# How to complete this task:
For each entry that follows, produce an exact copy.

# Excerpted data:
※ ※ ※

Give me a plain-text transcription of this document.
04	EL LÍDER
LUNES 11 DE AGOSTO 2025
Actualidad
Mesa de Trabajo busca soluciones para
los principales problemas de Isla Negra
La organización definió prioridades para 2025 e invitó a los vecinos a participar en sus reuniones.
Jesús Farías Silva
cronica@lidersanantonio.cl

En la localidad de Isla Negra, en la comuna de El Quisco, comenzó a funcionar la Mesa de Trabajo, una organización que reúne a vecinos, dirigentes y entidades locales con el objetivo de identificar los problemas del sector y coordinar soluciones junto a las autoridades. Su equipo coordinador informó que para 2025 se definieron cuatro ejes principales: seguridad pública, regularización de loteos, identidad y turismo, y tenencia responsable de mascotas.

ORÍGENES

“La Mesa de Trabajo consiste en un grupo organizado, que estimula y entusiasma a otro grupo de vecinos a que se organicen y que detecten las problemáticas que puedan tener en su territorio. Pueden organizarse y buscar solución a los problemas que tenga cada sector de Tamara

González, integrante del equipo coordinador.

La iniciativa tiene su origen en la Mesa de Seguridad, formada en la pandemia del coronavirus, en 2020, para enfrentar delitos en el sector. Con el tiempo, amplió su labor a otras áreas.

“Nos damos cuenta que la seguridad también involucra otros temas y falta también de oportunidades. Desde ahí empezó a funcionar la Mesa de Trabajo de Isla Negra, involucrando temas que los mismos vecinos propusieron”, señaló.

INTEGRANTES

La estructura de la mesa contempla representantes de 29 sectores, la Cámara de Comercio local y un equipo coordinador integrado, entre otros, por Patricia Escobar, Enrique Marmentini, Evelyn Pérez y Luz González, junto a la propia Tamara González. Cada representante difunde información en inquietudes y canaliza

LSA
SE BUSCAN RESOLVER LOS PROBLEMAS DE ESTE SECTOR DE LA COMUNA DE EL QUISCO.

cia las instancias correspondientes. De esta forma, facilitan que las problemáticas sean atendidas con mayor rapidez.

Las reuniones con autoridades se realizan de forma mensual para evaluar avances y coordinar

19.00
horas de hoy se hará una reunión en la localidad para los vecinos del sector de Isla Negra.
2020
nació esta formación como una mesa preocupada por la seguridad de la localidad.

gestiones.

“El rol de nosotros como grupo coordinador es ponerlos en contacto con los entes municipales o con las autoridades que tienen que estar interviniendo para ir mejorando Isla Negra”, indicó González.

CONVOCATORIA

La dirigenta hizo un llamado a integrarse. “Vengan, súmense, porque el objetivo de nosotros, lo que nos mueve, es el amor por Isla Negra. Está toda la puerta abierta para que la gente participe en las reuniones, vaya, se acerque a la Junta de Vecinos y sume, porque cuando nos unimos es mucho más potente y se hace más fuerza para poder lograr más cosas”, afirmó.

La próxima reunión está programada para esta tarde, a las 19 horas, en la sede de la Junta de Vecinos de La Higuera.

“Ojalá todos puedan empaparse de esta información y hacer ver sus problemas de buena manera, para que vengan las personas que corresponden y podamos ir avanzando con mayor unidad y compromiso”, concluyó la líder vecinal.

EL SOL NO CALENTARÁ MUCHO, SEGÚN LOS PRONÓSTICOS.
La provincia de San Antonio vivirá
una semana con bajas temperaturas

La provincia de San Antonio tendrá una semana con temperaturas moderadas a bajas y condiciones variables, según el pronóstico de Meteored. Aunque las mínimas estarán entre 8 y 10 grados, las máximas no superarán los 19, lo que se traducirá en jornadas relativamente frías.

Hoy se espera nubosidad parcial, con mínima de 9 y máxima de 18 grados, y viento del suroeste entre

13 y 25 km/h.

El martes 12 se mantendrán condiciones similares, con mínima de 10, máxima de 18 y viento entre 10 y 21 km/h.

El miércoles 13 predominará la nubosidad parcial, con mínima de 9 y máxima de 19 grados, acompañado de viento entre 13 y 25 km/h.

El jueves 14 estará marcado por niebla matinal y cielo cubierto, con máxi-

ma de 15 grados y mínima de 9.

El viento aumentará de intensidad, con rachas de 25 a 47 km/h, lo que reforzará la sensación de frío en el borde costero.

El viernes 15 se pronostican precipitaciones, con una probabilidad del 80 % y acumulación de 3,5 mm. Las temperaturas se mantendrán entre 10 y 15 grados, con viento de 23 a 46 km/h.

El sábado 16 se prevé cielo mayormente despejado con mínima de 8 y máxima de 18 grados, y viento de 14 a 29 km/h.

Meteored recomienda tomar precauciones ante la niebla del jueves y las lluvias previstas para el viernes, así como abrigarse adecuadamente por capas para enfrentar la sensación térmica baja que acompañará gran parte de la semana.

※ ※ ※

# Answer section:
Give me a plain-text transcription of this document.
04	EL LÍDER
LUNES 11 DE AGOSTO 2025
Actualidad
Mesa de Trabajo busca soluciones para
los principales problemas de Isla Negra
La organización definió prioridades para 2025 e invitó a los vecinos a participar en sus reuniones.
Jesús Farías Silva
cronica@lidersanantonio.cl

En la localidad de Isla Negra, en la comuna de El Quisco, comenzó a funcionar la Mesa de Trabajo, una organización que reúne a vecinos, dirigentes y entidades locales con el objetivo de identificar los problemas del sector y coordinar soluciones junto a las autoridades. Su equipo coordinador informó que para 2025 se definieron cuatro ejes principales: seguridad pública, regularización de loteos, identidad y turismo, y tenencia responsable de mascotas.

ORÍGENES

“La Mesa de Trabajo consiste en un grupo organizado, que estimula y entusiasma a otro grupo de vecinos a que se organicen y que detecten las problemáticas que puedan tener en su territorio. Pueden organizarse y buscar solución a los problemas que tenga cada sector de Tamara

González, integrante del equipo coordinador.

La iniciativa tiene su origen en la Mesa de Seguridad, formada en la pandemia del coronavirus, en 2020, para enfrentar delitos en el sector. Con el tiempo, amplió su labor a otras áreas.

“Nos damos cuenta que la seguridad también involucra otros temas y falta también de oportunidades. Desde ahí empezó a funcionar la Mesa de Trabajo de Isla Negra, involucrando temas que los mismos vecinos propusieron”, señaló.

INTEGRANTES

La estructura de la mesa contempla representantes de 29 sectores, la Cámara de Comercio local y un equipo coordinador integrado, entre otros, por Patricia Escobar, Enrique Marmentini, Evelyn Pérez y Luz González, junto a la propia Tamara González. Cada representante difunde información en inquietudes y canaliza

LSA
SE BUSCAN RESOLVER LOS PROBLEMAS DE ESTE SECTOR DE LA COMUNA DE EL QUISCO.

cia las instancias correspondientes. De esta forma, facilitan que las problemáticas sean atendidas con mayor rapidez.

Las reuniones con autoridades se realizan de forma mensual para evaluar avances y coordinar

19.00
horas de hoy se hará una reunión en la localidad para los vecinos del sector de Isla Negra.
2020
nació esta formación como una mesa preocupada por la seguridad de la localidad.

gestiones.

“El rol de nosotros como grupo coordinador es ponerlos en contacto con los entes municipales o con las autoridades que tienen que estar interviniendo para ir mejorando Isla Negra”, indicó González.

CONVOCATORIA

La dirigenta hizo un llamado a integrarse. “Vengan, súmense, porque el objetivo de nosotros, lo que nos mueve, es el amor por Isla Negra. Está toda la puerta abierta para que la gente participe en las reuniones, vaya, se acerque a la Junta de Vecinos y sume, porque cuando nos unimos es mucho más potente y se hace más fuerza para poder lograr más cosas”, afirmó.

La próxima reunión está programada para esta tarde, a las 19 horas, en la sede de la Junta de Vecinos de La Higuera.

“Ojalá todos puedan empaparse de esta información y hacer ver sus problemas de buena manera, para que vengan las personas que corresponden y podamos ir avanzando con mayor unidad y compromiso”, concluyó la líder vecinal.

EL SOL NO CALENTARÁ MUCHO, SEGÚN LOS PRONÓSTICOS.
La provincia de San Antonio vivirá
una semana con bajas temperaturas

La provincia de San Antonio tendrá una semana con temperaturas moderadas a bajas y condiciones variables, según el pronóstico de Meteored. Aunque las mínimas estarán entre 8 y 10 grados, las máximas no superarán los 19, lo que se traducirá en jornadas relativamente frías.

Hoy se espera nubosidad parcial, con mínima de 9 y máxima de 18 grados, y viento del suroeste entre

13 y 25 km/h.

El martes 12 se mantendrán condiciones similares, con mínima de 10, máxima de 18 y viento entre 10 y 21 km/h.

El miércoles 13 predominará la nubosidad parcial, con mínima de 9 y máxima de 19 grados, acompañado de viento entre 13 y 25 km/h.

El jueves 14 estará marcado por niebla matinal y cielo cubierto, con máxi-

ma de 15 grados y mínima de 9.

El viento aumentará de intensidad, con rachas de 25 a 47 km/h, lo que reforzará la sensación de frío en el borde costero.

El viernes 15 se pronostican precipitaciones, con una probabilidad del 80 % y acumulación de 3,5 mm. Las temperaturas se mantendrán entre 10 y 15 grados, con viento de 23 a 46 km/h.

El sábado 16 se prevé cielo mayormente despejado con mínima de 8 y máxima de 18 grados, y viento de 14 a 29 km/h.

Meteored recomienda tomar precauciones ante la niebla del jueves y las lluvias previstas para el viernes, así como abrigarse adecuadamente por capas para enfrentar la sensación térmica baja que acompañará gran parte de la semana.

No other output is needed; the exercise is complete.